(Stored entries)

━━━━━━━━━━━━━━━━━━━━

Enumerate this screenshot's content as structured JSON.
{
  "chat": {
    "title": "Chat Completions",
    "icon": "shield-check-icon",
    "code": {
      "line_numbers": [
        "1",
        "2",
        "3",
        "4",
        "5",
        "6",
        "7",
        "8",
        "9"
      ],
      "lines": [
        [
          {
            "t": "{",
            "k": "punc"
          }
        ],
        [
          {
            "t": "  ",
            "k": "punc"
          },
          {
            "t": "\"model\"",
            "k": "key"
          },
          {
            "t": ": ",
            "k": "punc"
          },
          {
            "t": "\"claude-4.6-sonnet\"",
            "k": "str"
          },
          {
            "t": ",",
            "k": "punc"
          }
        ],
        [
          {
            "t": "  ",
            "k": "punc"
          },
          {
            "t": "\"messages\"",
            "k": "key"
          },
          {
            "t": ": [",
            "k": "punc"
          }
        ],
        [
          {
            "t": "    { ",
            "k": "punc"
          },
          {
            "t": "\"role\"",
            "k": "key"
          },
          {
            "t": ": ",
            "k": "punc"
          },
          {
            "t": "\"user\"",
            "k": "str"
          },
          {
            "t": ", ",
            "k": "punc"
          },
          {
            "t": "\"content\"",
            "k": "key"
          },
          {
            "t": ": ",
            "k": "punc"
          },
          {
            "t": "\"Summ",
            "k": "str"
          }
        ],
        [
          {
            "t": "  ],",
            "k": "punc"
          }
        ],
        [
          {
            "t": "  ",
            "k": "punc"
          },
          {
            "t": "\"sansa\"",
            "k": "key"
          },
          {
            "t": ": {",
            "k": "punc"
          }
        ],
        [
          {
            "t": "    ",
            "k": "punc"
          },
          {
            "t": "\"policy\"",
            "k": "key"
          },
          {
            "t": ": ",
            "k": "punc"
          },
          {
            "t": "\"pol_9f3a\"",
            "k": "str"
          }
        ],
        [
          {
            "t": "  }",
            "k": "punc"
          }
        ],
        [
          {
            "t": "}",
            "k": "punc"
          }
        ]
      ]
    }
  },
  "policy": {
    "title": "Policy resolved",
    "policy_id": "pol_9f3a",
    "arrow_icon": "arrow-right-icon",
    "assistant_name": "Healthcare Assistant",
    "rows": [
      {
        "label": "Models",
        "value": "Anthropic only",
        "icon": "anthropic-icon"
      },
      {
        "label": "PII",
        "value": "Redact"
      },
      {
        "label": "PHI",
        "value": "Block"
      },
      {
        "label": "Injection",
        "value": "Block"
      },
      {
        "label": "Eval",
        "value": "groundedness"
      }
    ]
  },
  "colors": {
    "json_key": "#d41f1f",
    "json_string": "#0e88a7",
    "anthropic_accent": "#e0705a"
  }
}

━━━━━━━━━━━━━━━━━━━━

▶ **Task**:
Reproduce the complete set of lines precisely as supplied.

▶ **Result**:
Enumerate this screenshot's content as structured JSON.
{
  "chat": {
    "title": "Chat Completions",
    "icon": "shield-check-icon",
    "code": {
      "line_numbers": [
        "1",
        "2",
        "3",
        "4",
        "5",
        "6",
        "7",
        "8",
        "9"
      ],
      "lines": [
        [
          {
            "t": "{",
            "k": "punc"
          }
        ],
        [
          {
            "t": "  ",
            "k": "punc"
          },
          {
            "t": "\"model\"",
            "k": "key"
          },
          {
            "t": ": ",
            "k": "punc"
          },
          {
            "t": "\"claude-4.6-sonnet\"",
            "k": "str"
          },
          {
            "t": ",",
            "k": "punc"
          }
        ],
        [
          {
            "t": "  ",
            "k": "punc"
          },
          {
            "t": "\"messages\"",
            "k": "key"
          },
          {
            "t": ": [",
            "k": "punc"
          }
        ],
        [
          {
            "t": "    { ",
            "k": "punc"
          },
          {
            "t": "\"role\"",
            "k": "key"
          },
          {
            "t": ": ",
            "k": "punc"
          },
          {
            "t": "\"user\"",
            "k": "str"
          },
          {
            "t": ", ",
            "k": "punc"
          },
          {
            "t": "\"content\"",
            "k": "key"
          },
          {
            "t": ": ",
            "k": "punc"
          },
          {
            "t": "\"Summ",
            "k": "str"
          }
        ],
        [
          {
            "t": "  ],",
            "k": "punc"
          }
        ],
        [
          {
            "t": "  ",
            "k": "punc"
          },
          {
            "t": "\"sansa\"",
            "k": "key"
          },
          {
            "t": ": {",
            "k": "punc"
          }
        ],
        [
          {
            "t": "    ",
            "k": "punc"
          },
          {
            "t": "\"policy\"",
            "k": "key"
          },
          {
            "t": ": ",
            "k": "punc"
          },
          {
            "t": "\"pol_9f3a\"",
            "k": "str"
          }
        ],
        [
          {
            "t": "  }",
            "k": "punc"
          }
        ],
        [
          {
            "t": "}",
            "k": "punc"
          }
        ]
      ]
    }
  },
  "policy": {
    "title": "Policy resolved",
    "policy_id": "pol_9f3a",
    "arrow_icon": "arrow-right-icon",
    "assistant_name": "Healthcare Assistant",
    "rows": [
      {
        "label": "Models",
        "value": "Anthropic only",
        "icon": "anthropic-icon"
      },
      {
        "label": "PII",
        "value": "Redact"
      },
      {
        "label": "PHI",
        "value": "Block"
      },
      {
        "label": "Injection",
        "value": "Block"
      },
      {
        "label": "Eval",
        "value": "groundedness"
      }
    ]
  },
  "colors": {
    "json_key": "#d41f1f",
    "json_string": "#0e88a7",
    "anthropic_accent": "#e0705a"
  }
}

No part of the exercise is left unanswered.